▸ Task
Scan the listing below. Report each line that includes "from".

▸ Raw records
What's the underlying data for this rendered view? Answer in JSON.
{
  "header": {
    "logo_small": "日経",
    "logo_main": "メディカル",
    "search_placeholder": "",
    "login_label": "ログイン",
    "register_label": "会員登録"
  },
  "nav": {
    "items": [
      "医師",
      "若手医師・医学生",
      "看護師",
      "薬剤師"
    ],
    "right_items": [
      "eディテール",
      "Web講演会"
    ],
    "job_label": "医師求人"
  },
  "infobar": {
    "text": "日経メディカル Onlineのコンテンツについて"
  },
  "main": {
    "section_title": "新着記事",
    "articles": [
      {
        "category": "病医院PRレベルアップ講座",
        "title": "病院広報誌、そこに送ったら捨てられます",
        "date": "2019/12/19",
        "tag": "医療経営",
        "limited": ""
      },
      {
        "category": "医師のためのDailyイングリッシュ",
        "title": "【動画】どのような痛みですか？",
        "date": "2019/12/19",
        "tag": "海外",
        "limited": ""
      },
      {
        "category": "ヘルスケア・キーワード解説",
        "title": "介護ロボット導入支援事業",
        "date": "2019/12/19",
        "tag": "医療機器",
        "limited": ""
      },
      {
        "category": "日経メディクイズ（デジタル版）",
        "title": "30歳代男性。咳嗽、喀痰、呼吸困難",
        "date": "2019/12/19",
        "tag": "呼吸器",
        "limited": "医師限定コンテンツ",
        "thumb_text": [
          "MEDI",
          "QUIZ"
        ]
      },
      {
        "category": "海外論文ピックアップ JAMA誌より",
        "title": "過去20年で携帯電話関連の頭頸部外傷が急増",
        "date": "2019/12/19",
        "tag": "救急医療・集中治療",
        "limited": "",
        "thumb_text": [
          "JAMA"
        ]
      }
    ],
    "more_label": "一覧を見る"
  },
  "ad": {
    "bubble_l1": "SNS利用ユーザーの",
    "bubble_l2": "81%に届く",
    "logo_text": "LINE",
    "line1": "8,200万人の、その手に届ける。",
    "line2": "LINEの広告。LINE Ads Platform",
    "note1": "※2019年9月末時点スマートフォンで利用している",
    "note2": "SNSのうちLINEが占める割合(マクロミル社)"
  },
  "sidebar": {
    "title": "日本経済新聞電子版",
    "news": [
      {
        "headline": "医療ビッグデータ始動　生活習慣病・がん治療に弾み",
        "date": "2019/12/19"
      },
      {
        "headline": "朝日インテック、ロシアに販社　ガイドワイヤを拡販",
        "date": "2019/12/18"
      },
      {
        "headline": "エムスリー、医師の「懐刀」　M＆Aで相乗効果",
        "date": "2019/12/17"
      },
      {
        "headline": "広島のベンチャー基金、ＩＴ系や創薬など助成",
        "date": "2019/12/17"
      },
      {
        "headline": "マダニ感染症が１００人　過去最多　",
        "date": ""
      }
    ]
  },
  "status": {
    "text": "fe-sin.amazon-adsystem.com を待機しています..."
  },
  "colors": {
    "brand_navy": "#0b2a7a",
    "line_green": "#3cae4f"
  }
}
==
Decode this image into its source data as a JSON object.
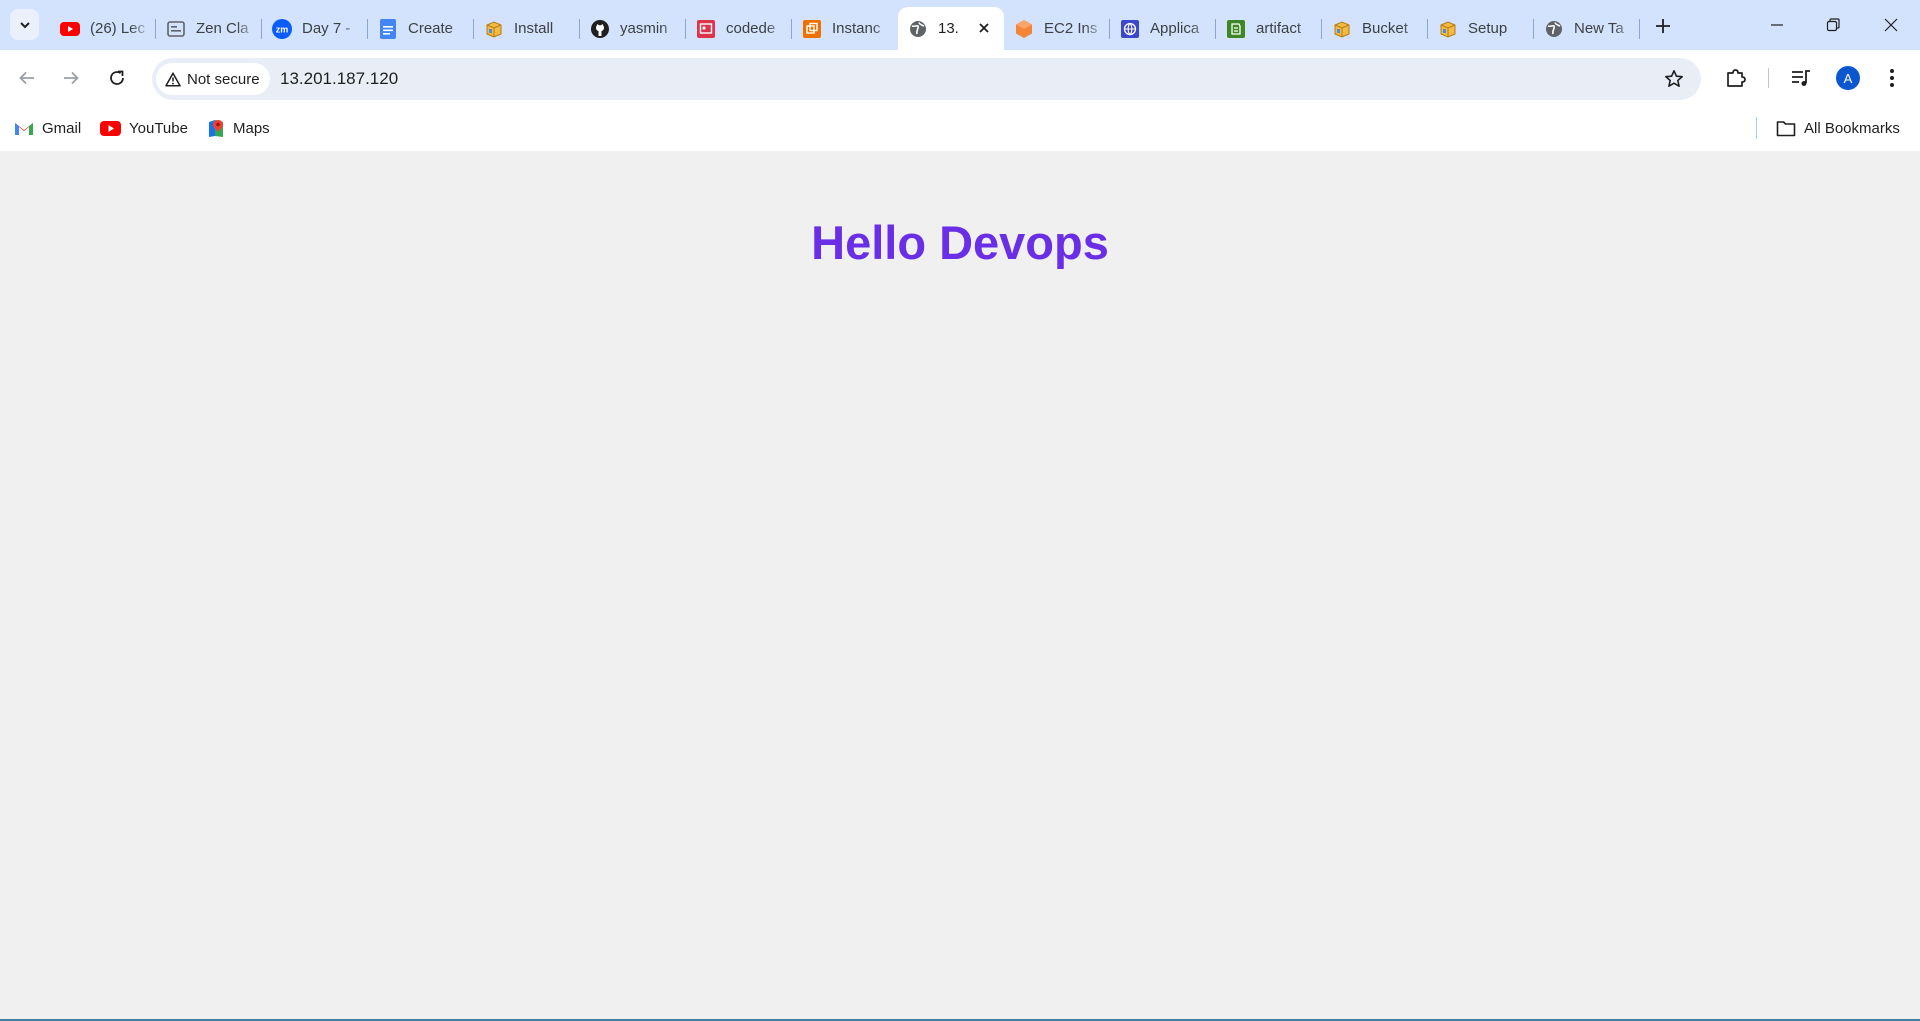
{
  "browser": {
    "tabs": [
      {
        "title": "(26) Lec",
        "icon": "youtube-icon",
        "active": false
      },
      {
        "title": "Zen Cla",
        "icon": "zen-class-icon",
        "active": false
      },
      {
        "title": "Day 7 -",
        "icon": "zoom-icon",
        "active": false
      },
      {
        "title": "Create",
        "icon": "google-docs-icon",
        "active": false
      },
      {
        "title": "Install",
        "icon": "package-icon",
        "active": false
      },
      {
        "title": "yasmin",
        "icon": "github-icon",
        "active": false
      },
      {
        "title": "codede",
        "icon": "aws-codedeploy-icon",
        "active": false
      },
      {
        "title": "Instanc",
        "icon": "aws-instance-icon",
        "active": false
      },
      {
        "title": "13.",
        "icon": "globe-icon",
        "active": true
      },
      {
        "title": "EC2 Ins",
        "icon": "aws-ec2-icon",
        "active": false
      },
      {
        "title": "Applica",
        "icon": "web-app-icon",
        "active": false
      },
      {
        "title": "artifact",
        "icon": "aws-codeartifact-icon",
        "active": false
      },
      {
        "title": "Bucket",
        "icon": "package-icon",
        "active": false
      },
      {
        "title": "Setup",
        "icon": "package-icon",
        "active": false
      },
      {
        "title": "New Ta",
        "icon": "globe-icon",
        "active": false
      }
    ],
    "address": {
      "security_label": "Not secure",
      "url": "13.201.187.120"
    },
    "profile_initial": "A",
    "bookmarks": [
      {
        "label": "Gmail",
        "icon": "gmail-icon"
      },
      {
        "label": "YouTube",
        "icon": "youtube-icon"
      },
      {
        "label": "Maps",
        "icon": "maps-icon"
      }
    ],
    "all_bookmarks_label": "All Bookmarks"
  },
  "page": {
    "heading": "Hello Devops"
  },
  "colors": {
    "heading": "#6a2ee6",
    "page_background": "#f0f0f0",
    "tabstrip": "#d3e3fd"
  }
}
---
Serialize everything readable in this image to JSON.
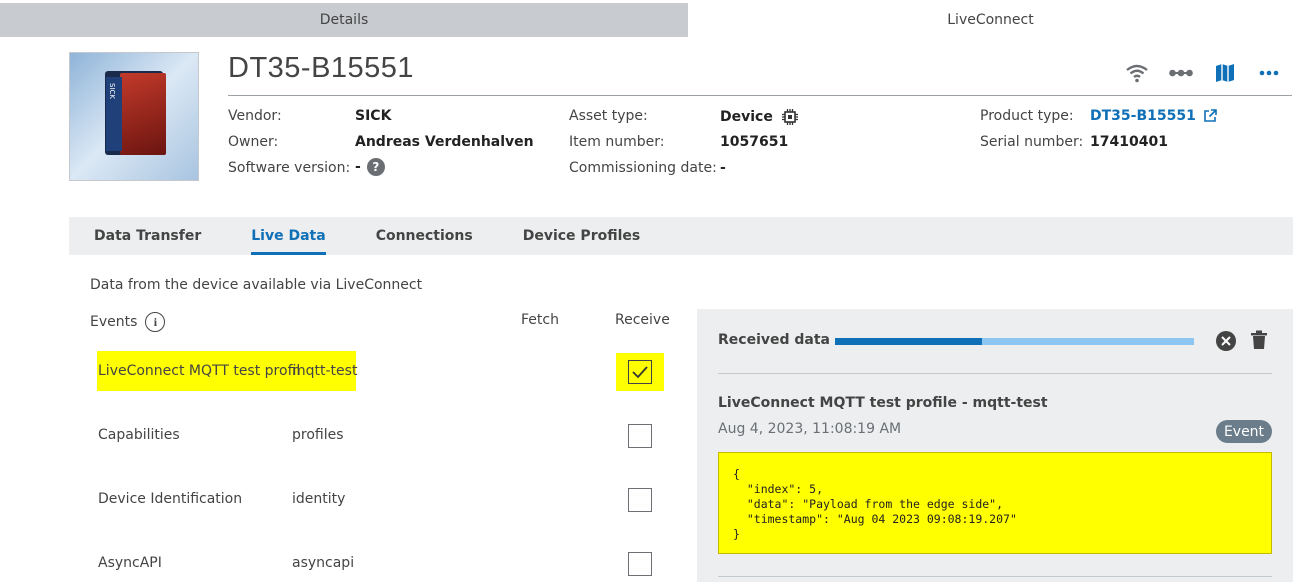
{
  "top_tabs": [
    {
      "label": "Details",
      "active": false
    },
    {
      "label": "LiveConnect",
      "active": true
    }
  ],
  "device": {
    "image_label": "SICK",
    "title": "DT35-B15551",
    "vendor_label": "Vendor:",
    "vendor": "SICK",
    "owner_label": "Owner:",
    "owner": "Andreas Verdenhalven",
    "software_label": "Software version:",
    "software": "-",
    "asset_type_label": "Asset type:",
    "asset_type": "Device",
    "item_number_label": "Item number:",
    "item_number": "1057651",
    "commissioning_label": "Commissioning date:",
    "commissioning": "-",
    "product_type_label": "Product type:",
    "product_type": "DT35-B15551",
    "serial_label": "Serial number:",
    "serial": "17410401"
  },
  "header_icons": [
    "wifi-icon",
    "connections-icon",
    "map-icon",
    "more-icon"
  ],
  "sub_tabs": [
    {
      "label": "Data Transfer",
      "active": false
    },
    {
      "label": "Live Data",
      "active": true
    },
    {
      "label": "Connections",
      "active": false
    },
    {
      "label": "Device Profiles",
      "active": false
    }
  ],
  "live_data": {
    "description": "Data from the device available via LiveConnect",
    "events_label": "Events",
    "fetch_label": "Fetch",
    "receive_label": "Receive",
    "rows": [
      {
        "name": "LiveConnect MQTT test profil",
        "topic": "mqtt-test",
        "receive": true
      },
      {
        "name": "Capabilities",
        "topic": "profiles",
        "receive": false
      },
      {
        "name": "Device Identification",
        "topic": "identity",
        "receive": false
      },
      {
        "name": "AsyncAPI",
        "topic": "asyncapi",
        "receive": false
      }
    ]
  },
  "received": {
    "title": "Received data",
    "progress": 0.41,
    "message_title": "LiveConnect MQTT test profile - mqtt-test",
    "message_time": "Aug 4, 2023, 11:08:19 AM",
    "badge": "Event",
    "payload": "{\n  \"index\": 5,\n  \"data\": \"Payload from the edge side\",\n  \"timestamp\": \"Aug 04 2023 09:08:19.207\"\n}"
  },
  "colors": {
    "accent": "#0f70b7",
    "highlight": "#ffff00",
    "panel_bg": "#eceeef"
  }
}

▸ Reply
    "description": "Data from the device available via LiveConnect",
    "payload": "{\n  \"index\": 5,\n  \"data\": \"Payload from the edge side\",\n  \"timestamp\": \"Aug 04 2023 09:08:19.207\"\n}"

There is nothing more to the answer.